> REQUEST
Which lines contain the string "marker"? Please list every one of them.

#### GIVEN ENTRIES

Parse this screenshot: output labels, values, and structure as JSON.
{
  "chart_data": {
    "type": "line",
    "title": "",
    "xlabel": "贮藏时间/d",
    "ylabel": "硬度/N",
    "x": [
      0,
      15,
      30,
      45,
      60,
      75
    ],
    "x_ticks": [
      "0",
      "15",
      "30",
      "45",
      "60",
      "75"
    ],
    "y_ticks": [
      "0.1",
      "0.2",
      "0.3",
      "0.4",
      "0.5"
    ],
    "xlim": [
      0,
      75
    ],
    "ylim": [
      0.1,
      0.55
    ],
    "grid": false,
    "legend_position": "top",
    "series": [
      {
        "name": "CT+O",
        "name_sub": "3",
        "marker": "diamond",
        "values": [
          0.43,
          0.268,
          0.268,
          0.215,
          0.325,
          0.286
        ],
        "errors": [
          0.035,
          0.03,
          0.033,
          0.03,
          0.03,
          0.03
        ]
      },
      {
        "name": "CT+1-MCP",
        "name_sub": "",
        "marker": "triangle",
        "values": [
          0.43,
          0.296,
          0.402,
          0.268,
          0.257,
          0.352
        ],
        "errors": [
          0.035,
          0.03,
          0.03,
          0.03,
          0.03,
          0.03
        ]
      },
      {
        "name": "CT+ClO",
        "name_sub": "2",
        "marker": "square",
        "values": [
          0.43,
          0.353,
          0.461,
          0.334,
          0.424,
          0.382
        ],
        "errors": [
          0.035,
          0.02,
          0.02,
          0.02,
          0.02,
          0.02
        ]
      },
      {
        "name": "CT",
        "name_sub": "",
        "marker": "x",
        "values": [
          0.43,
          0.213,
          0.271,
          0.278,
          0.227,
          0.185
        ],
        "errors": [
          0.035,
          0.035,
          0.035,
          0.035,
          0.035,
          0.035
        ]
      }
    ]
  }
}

########

> RESPONSE TO THIS EXERCISE
        "marker": "diamond",
        "marker": "triangle",
        "marker": "square",
        "marker": "x",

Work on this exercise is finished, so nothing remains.